### DO THIS
Select and copy each line of the listing that contains the string "swatch", matching its case exactly.

==*==

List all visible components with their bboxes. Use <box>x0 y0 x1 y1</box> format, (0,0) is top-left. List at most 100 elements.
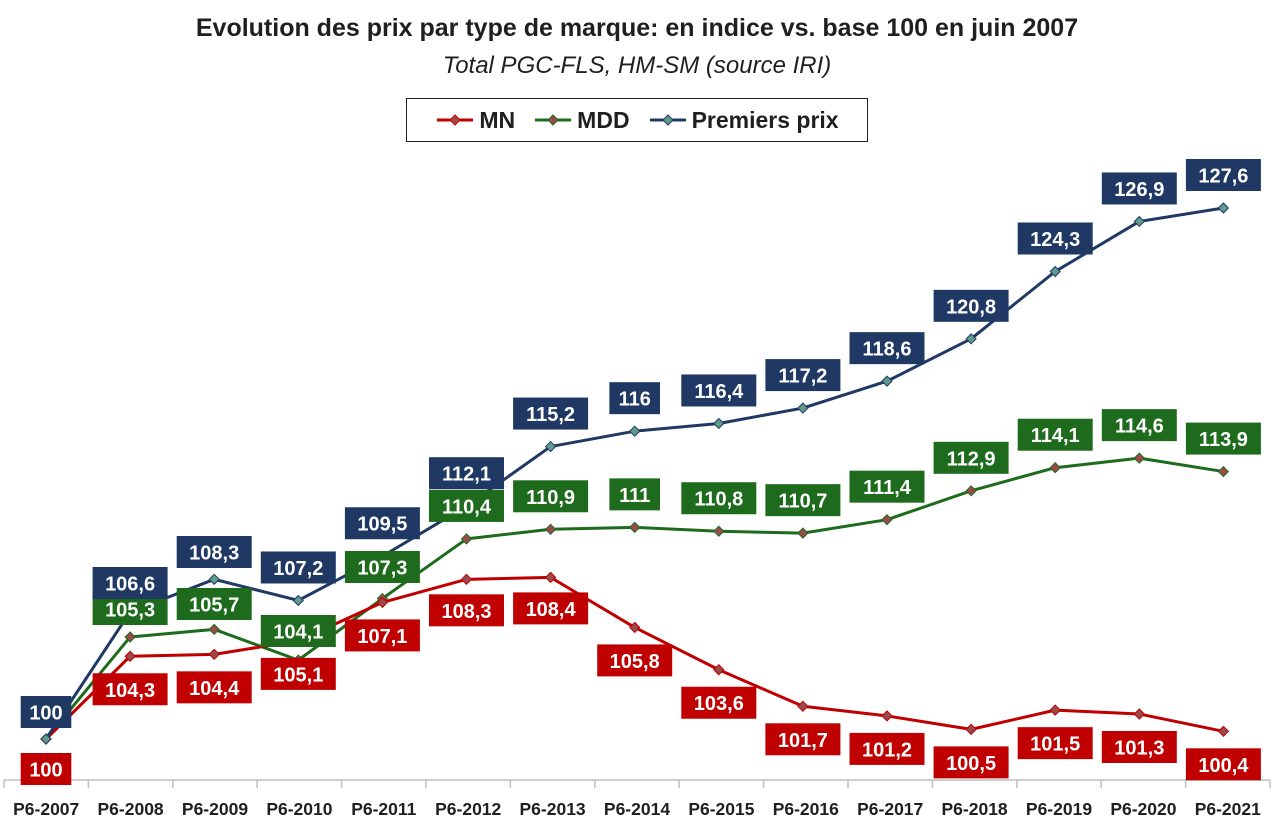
data-label: 110,8 <box>681 482 757 515</box>
data-label: 111,4 <box>849 470 925 503</box>
data-label-text: 120,8 <box>946 296 996 318</box>
data-label-text: 114,1 <box>1031 425 1080 447</box>
data-label: 108,3 <box>176 536 252 568</box>
data-point <box>376 596 389 609</box>
data-point <box>1049 704 1061 716</box>
data-label-box <box>849 470 925 503</box>
data-label-box <box>92 673 168 706</box>
data-label-text: 116 <box>619 389 651 411</box>
data-point <box>881 710 893 722</box>
data-label: 124,3 <box>1017 222 1093 255</box>
x-tick-label: P6-2009 <box>182 799 248 819</box>
data-label-text: 101,5 <box>1030 734 1080 756</box>
data-label-box <box>429 489 504 522</box>
data-label-text: 107,2 <box>273 558 323 580</box>
data-point <box>965 333 977 345</box>
data-label-text: 109,5 <box>357 514 407 536</box>
data-point <box>208 648 220 661</box>
data-label-text: 101,3 <box>1114 737 1164 759</box>
data-label: 104,3 <box>92 673 168 706</box>
data-label-text: 116,4 <box>694 381 744 403</box>
data-label-box <box>681 482 757 515</box>
data-point <box>797 527 809 539</box>
data-label-text: 107,1 <box>357 626 407 648</box>
x-tick-label: P6-2011 <box>351 799 416 819</box>
data-label-box <box>20 753 72 785</box>
data-label: 100 <box>20 753 72 785</box>
data-label-box <box>176 671 252 704</box>
data-label-box <box>765 359 841 392</box>
data-point <box>124 650 136 662</box>
data-label-text: 104,4 <box>189 678 240 700</box>
x-tick-label: P6-2014 <box>604 799 670 819</box>
legend-item-premiers-prix: Premiers prix <box>648 107 839 134</box>
data-point <box>881 513 893 526</box>
data-label-text: 101,7 <box>778 730 828 752</box>
data-label-text: 104,3 <box>105 680 155 702</box>
data-label: 106,6 <box>92 567 168 599</box>
x-tick-label: P6-2018 <box>942 799 1008 819</box>
data-label-text: 108,3 <box>189 543 239 565</box>
data-label-text: 104,1 <box>273 622 323 644</box>
data-label-text: 100,4 <box>1198 755 1249 777</box>
legend-swatch-mn <box>437 114 474 126</box>
data-label-text: 112,1 <box>442 464 491 486</box>
data-label: 120,8 <box>933 289 1009 322</box>
data-label: 104,1 <box>260 615 336 647</box>
data-label-box <box>1185 159 1261 191</box>
x-tick-label: P6-2019 <box>1026 799 1092 819</box>
data-label-text: 105,1 <box>273 664 323 686</box>
data-point <box>1217 202 1230 214</box>
data-point <box>965 485 977 497</box>
data-label-text: 108,4 <box>526 599 577 621</box>
x-tick-label: P6-2008 <box>98 799 164 819</box>
data-label-text: 127,6 <box>1198 166 1248 188</box>
data-label: 111 <box>609 478 660 511</box>
data-label-box <box>765 723 841 756</box>
data-label-text: 110,4 <box>442 496 492 518</box>
data-label: 118,6 <box>849 332 925 365</box>
data-label-text: 115,2 <box>526 404 575 426</box>
data-label-box <box>429 457 504 490</box>
data-label-box <box>609 478 660 511</box>
data-label-box <box>344 551 420 583</box>
x-tick-label: P6-2015 <box>688 799 754 819</box>
data-label: 100 <box>20 696 72 728</box>
legend-label-mn: MN <box>479 106 516 133</box>
data-label-text: 114,6 <box>1115 416 1164 438</box>
data-label-box <box>513 397 589 430</box>
data-label-box <box>1101 730 1177 763</box>
x-tick-label: P6-2020 <box>1110 799 1176 819</box>
data-label-box <box>1017 222 1093 255</box>
data-point <box>713 525 725 537</box>
data-label-box <box>765 484 841 517</box>
data-label-text: 111,4 <box>863 477 912 499</box>
x-tick-label: P6-2007 <box>13 799 79 819</box>
data-label-text: 108,3 <box>441 601 491 623</box>
data-point <box>628 521 641 534</box>
data-label: 109,5 <box>344 507 420 540</box>
data-label-box <box>344 507 420 540</box>
data-label-box <box>1185 422 1261 455</box>
data-label-text: 105,8 <box>610 651 660 673</box>
x-tick-label: P6-2010 <box>266 799 332 819</box>
data-point <box>208 573 220 586</box>
data-label-box <box>1017 418 1093 451</box>
data-label-text: 100,5 <box>946 753 996 775</box>
data-label-box <box>260 657 336 690</box>
x-tick-label: P6-2017 <box>857 799 923 819</box>
data-label-box <box>513 480 589 513</box>
data-label: 108,4 <box>513 592 589 625</box>
legend-swatch-mdd <box>535 114 572 126</box>
legend: MN MDD Premiers prix <box>406 98 868 142</box>
data-label-text: 105,3 <box>105 600 155 622</box>
data-label-box <box>260 615 336 647</box>
data-label: 116 <box>609 382 660 415</box>
data-label-box <box>20 696 72 728</box>
data-label-box <box>609 382 660 415</box>
data-point <box>40 733 52 745</box>
data-label-box <box>92 567 168 599</box>
data-label: 101,7 <box>765 723 841 756</box>
data-point <box>797 402 809 414</box>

==*==

### THE OUTPUT
legend-swatch-mn <box>437 114 474 126</box>
legend-swatch-mdd <box>535 114 572 126</box>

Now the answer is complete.